* _REQUIREMENTS_: All of the records listed below should be retyped exactly.

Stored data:
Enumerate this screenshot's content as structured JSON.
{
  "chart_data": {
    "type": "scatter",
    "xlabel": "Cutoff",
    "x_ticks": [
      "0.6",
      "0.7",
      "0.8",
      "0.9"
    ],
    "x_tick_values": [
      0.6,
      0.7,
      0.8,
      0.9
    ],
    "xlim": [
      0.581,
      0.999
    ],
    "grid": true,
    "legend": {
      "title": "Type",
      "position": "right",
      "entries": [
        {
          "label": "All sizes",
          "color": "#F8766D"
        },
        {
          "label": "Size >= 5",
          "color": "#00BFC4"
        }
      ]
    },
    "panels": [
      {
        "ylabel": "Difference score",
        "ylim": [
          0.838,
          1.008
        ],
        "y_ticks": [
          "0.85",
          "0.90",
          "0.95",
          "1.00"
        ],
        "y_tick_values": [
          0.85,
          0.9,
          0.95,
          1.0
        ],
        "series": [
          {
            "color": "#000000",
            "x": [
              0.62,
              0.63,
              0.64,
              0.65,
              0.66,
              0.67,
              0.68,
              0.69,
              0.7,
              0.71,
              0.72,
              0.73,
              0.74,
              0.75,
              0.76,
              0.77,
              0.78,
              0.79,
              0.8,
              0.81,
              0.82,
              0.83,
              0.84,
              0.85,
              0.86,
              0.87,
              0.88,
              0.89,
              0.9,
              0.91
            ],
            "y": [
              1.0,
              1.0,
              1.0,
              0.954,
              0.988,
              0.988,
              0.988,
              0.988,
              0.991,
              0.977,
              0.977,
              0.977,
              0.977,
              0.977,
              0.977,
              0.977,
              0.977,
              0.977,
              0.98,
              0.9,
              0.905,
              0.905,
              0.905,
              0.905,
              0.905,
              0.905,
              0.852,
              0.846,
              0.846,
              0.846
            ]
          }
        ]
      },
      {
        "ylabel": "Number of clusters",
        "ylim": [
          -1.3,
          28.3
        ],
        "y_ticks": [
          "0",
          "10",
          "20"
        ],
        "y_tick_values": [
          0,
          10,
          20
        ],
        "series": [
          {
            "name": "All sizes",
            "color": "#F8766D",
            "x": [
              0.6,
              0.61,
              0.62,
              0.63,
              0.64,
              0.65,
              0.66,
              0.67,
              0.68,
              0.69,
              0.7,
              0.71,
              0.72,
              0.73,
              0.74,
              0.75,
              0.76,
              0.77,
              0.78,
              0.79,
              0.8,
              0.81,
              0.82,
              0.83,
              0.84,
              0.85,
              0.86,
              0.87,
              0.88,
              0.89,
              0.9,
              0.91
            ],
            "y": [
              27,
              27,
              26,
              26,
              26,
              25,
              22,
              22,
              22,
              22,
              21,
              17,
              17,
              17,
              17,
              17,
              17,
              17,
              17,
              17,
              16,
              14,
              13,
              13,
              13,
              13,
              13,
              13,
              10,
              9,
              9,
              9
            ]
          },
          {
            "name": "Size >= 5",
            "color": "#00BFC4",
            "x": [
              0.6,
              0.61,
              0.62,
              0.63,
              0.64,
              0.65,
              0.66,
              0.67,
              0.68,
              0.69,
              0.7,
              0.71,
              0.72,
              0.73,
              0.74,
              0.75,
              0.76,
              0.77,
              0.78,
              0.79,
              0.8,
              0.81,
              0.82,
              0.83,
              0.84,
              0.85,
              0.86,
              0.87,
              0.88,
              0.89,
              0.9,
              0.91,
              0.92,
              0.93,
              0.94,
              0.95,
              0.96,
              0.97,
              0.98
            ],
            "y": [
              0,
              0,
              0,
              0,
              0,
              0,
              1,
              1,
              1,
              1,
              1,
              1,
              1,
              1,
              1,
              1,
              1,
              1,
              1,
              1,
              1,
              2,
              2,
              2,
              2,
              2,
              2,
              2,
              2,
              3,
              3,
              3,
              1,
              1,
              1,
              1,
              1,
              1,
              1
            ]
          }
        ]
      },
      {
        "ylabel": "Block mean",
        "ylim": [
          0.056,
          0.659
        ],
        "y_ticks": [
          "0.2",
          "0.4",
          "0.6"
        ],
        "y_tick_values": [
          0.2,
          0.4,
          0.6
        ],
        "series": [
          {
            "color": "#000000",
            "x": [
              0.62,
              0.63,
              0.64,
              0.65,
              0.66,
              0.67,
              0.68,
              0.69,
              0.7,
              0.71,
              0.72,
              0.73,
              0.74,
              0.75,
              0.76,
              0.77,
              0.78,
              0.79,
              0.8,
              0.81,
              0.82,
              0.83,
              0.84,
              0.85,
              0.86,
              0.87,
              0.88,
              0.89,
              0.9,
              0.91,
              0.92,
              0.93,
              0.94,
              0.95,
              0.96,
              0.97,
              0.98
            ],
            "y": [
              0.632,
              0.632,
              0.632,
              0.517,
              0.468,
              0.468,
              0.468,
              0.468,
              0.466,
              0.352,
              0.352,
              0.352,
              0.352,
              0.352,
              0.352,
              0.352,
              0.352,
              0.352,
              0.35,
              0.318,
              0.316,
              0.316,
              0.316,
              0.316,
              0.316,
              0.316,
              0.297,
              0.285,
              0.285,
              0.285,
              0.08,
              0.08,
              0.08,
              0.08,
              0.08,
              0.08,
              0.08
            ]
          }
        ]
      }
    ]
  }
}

* _SOLVED PROBLEM_:
Enumerate this screenshot's content as structured JSON.
{
  "chart_data": {
    "type": "scatter",
    "xlabel": "Cutoff",
    "x_ticks": [
      "0.6",
      "0.7",
      "0.8",
      "0.9"
    ],
    "x_tick_values": [
      0.6,
      0.7,
      0.8,
      0.9
    ],
    "xlim": [
      0.581,
      0.999
    ],
    "grid": true,
    "legend": {
      "title": "Type",
      "position": "right",
      "entries": [
        {
          "label": "All sizes",
          "color": "#F8766D"
        },
        {
          "label": "Size >= 5",
          "color": "#00BFC4"
        }
      ]
    },
    "panels": [
      {
        "ylabel": "Difference score",
        "ylim": [
          0.838,
          1.008
        ],
        "y_ticks": [
          "0.85",
          "0.90",
          "0.95",
          "1.00"
        ],
        "y_tick_values": [
          0.85,
          0.9,
          0.95,
          1.0
        ],
        "series": [
          {
            "color": "#000000",
            "x": [
              0.62,
              0.63,
              0.64,
              0.65,
              0.66,
              0.67,
              0.68,
              0.69,
              0.7,
              0.71,
              0.72,
              0.73,
              0.74,
              0.75,
              0.76,
              0.77,
              0.78,
              0.79,
              0.8,
              0.81,
              0.82,
              0.83,
              0.84,
              0.85,
              0.86,
              0.87,
              0.88,
              0.89,
              0.9,
              0.91
            ],
            "y": [
              1.0,
              1.0,
              1.0,
              0.954,
              0.988,
              0.988,
              0.988,
              0.988,
              0.991,
              0.977,
              0.977,
              0.977,
              0.977,
              0.977,
              0.977,
              0.977,
              0.977,
              0.977,
              0.98,
              0.9,
              0.905,
              0.905,
              0.905,
              0.905,
              0.905,
              0.905,
              0.852,
              0.846,
              0.846,
              0.846
            ]
          }
        ]
      },
      {
        "ylabel": "Number of clusters",
        "ylim": [
          -1.3,
          28.3
        ],
        "y_ticks": [
          "0",
          "10",
          "20"
        ],
        "y_tick_values": [
          0,
          10,
          20
        ],
        "series": [
          {
            "name": "All sizes",
            "color": "#F8766D",
            "x": [
              0.6,
              0.61,
              0.62,
              0.63,
              0.64,
              0.65,
              0.66,
              0.67,
              0.68,
              0.69,
              0.7,
              0.71,
              0.72,
              0.73,
              0.74,
              0.75,
              0.76,
              0.77,
              0.78,
              0.79,
              0.8,
              0.81,
              0.82,
              0.83,
              0.84,
              0.85,
              0.86,
              0.87,
              0.88,
              0.89,
              0.9,
              0.91
            ],
            "y": [
              27,
              27,
              26,
              26,
              26,
              25,
              22,
              22,
              22,
              22,
              21,
              17,
              17,
              17,
              17,
              17,
              17,
              17,
              17,
              17,
              16,
              14,
              13,
              13,
              13,
              13,
              13,
              13,
              10,
              9,
              9,
              9
            ]
          },
          {
            "name": "Size >= 5",
            "color": "#00BFC4",
            "x": [
              0.6,
              0.61,
              0.62,
              0.63,
              0.64,
              0.65,
              0.66,
              0.67,
              0.68,
              0.69,
              0.7,
              0.71,
              0.72,
              0.73,
              0.74,
              0.75,
              0.76,
              0.77,
              0.78,
              0.79,
              0.8,
              0.81,
              0.82,
              0.83,
              0.84,
              0.85,
              0.86,
              0.87,
              0.88,
              0.89,
              0.9,
              0.91,
              0.92,
              0.93,
              0.94,
              0.95,
              0.96,
              0.97,
              0.98
            ],
            "y": [
              0,
              0,
              0,
              0,
              0,
              0,
              1,
              1,
              1,
              1,
              1,
              1,
              1,
              1,
              1,
              1,
              1,
              1,
              1,
              1,
              1,
              2,
              2,
              2,
              2,
              2,
              2,
              2,
              2,
              3,
              3,
              3,
              1,
              1,
              1,
              1,
              1,
              1,
              1
            ]
          }
        ]
      },
      {
        "ylabel": "Block mean",
        "ylim": [
          0.056,
          0.659
        ],
        "y_ticks": [
          "0.2",
          "0.4",
          "0.6"
        ],
        "y_tick_values": [
          0.2,
          0.4,
          0.6
        ],
        "series": [
          {
            "color": "#000000",
            "x": [
              0.62,
              0.63,
              0.64,
              0.65,
              0.66,
              0.67,
              0.68,
              0.69,
              0.7,
              0.71,
              0.72,
              0.73,
              0.74,
              0.75,
              0.76,
              0.77,
              0.78,
              0.79,
              0.8,
              0.81,
              0.82,
              0.83,
              0.84,
              0.85,
              0.86,
              0.87,
              0.88,
              0.89,
              0.9,
              0.91,
              0.92,
              0.93,
              0.94,
              0.95,
              0.96,
              0.97,
              0.98
            ],
            "y": [
              0.632,
              0.632,
              0.632,
              0.517,
              0.468,
              0.468,
              0.468,
              0.468,
              0.466,
              0.352,
              0.352,
              0.352,
              0.352,
              0.352,
              0.352,
              0.352,
              0.352,
              0.352,
              0.35,
              0.318,
              0.316,
              0.316,
              0.316,
              0.316,
              0.316,
              0.316,
              0.297,
              0.285,
              0.285,
              0.285,
              0.08,
              0.08,
              0.08,
              0.08,
              0.08,
              0.08,
              0.08
            ]
          }
        ]
      }
    ]
  }
}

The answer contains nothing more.